- _What you will do_: Copy every line of the entries that includes the word "Allāh".
|---|
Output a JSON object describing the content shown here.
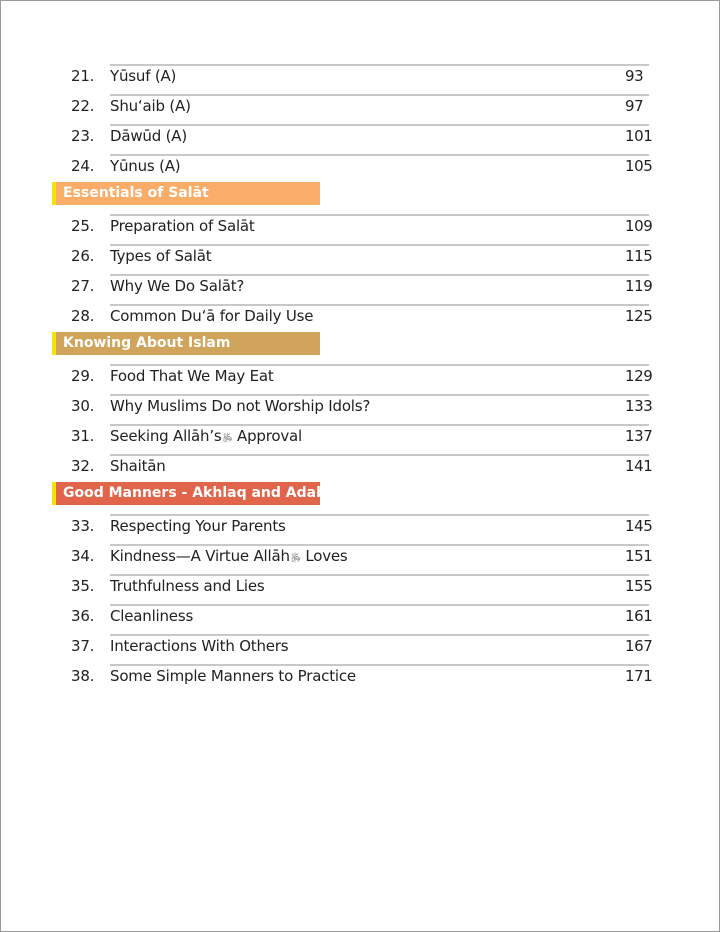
{
  "sections": [
    {
      "heading": null,
      "items": [
        {
          "num": "21.",
          "title": "Yūsuf (A)",
          "page": "93"
        },
        {
          "num": "22.",
          "title": "Shuʻaib (A)",
          "page": "97"
        },
        {
          "num": "23.",
          "title": "Dāwūd (A)",
          "page": "101"
        },
        {
          "num": "24.",
          "title": "Yūnus (A)",
          "page": "105"
        }
      ]
    },
    {
      "heading": "Essentials of Salāt",
      "color": "#f9ad68",
      "items": [
        {
          "num": "25.",
          "title": "Preparation of Salāt",
          "page": "109"
        },
        {
          "num": "26.",
          "title": "Types of Salāt",
          "page": "115"
        },
        {
          "num": "27.",
          "title": "Why We Do Salāt?",
          "page": "119"
        },
        {
          "num": "28.",
          "title": "Common Duʻā  for Daily Use",
          "page": "125"
        }
      ]
    },
    {
      "heading": "Knowing About Islam",
      "color": "#d0a55b",
      "items": [
        {
          "num": "29.",
          "title": "Food That We May Eat",
          "page": "129"
        },
        {
          "num": "30.",
          "title": "Why Muslims Do not Worship Idols?",
          "page": "133"
        },
        {
          "num": "31.",
          "title": "Seeking Allāh’s",
          "title_after": " Approval",
          "page": "137"
        },
        {
          "num": "32.",
          "title": "Shaitān",
          "page": "141"
        }
      ]
    },
    {
      "heading": "Good Manners - Akhlaq and Adab",
      "color": "#e0654b",
      "items": [
        {
          "num": "33.",
          "title": "Respecting Your Parents",
          "page": "145"
        },
        {
          "num": "34.",
          "title": "Kindness—A Virtue Allāh",
          "title_after": " Loves",
          "page": "151"
        },
        {
          "num": "35.",
          "title": "Truthfulness and Lies",
          "page": "155"
        },
        {
          "num": "36.",
          "title": "Cleanliness",
          "page": "161"
        },
        {
          "num": "37.",
          "title": "Interactions With Others",
          "page": "167"
        },
        {
          "num": "38.",
          "title": "Some Simple Manners to Practice",
          "page": "171"
        }
      ]
    }
  ],
  "honorific_icon": "swt-calligraphy-icon",
  "stripe_color": "#f3e500"
}
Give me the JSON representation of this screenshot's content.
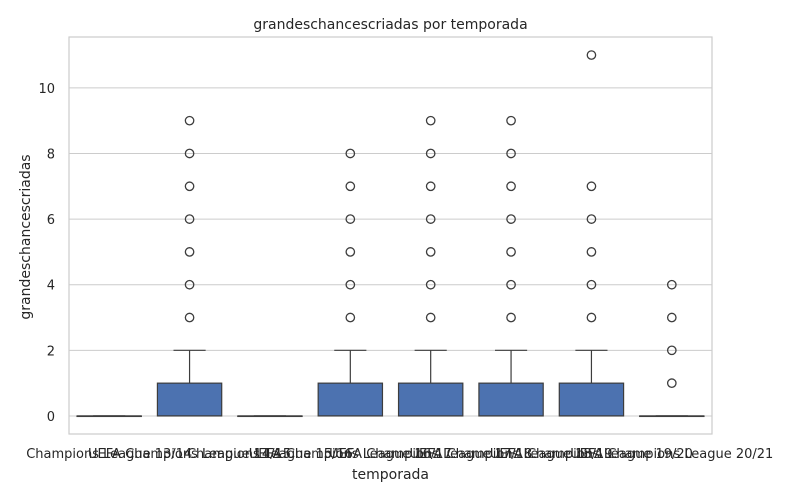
{
  "chart_data": {
    "type": "box",
    "title": "grandeschancescriadas por temporada",
    "xlabel": "temporada",
    "ylabel": "grandeschancescriadas",
    "ylim": [
      -0.55,
      11.55
    ],
    "yticks": [
      0,
      2,
      4,
      6,
      8,
      10
    ],
    "grid": true,
    "box_color": "#4c72b0",
    "categories": [
      "Champions League 13/14",
      "UEFA Champions League 14/15",
      "Champions League 15/16",
      "UEFA Champions League 16/17",
      "UEFA Champions League 17/18",
      "UEFA Champions League 18/19",
      "UEFA Champions League 19/20",
      "UEFA Champions League 20/21"
    ],
    "boxes": [
      {
        "q1": 0,
        "median": 0,
        "q3": 0,
        "whisker_low": 0,
        "whisker_high": 0,
        "outliers": []
      },
      {
        "q1": 0,
        "median": 0,
        "q3": 1,
        "whisker_low": 0,
        "whisker_high": 2,
        "outliers": [
          3,
          4,
          5,
          6,
          7,
          8,
          9
        ]
      },
      {
        "q1": 0,
        "median": 0,
        "q3": 0,
        "whisker_low": 0,
        "whisker_high": 0,
        "outliers": []
      },
      {
        "q1": 0,
        "median": 0,
        "q3": 1,
        "whisker_low": 0,
        "whisker_high": 2,
        "outliers": [
          3,
          4,
          5,
          6,
          7,
          8
        ]
      },
      {
        "q1": 0,
        "median": 0,
        "q3": 1,
        "whisker_low": 0,
        "whisker_high": 2,
        "outliers": [
          3,
          4,
          5,
          6,
          7,
          8,
          9
        ]
      },
      {
        "q1": 0,
        "median": 0,
        "q3": 1,
        "whisker_low": 0,
        "whisker_high": 2,
        "outliers": [
          3,
          4,
          5,
          6,
          7,
          8,
          9
        ]
      },
      {
        "q1": 0,
        "median": 0,
        "q3": 1,
        "whisker_low": 0,
        "whisker_high": 2,
        "outliers": [
          3,
          4,
          5,
          6,
          7,
          11
        ]
      },
      {
        "q1": 0,
        "median": 0,
        "q3": 0,
        "whisker_low": 0,
        "whisker_high": 0,
        "outliers": [
          1,
          2,
          3,
          4
        ]
      }
    ]
  }
}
|---|
- _The completed task_:
          "title": "Seeking Allāh’s",
          "title": "Kindness—A Virtue Allāh",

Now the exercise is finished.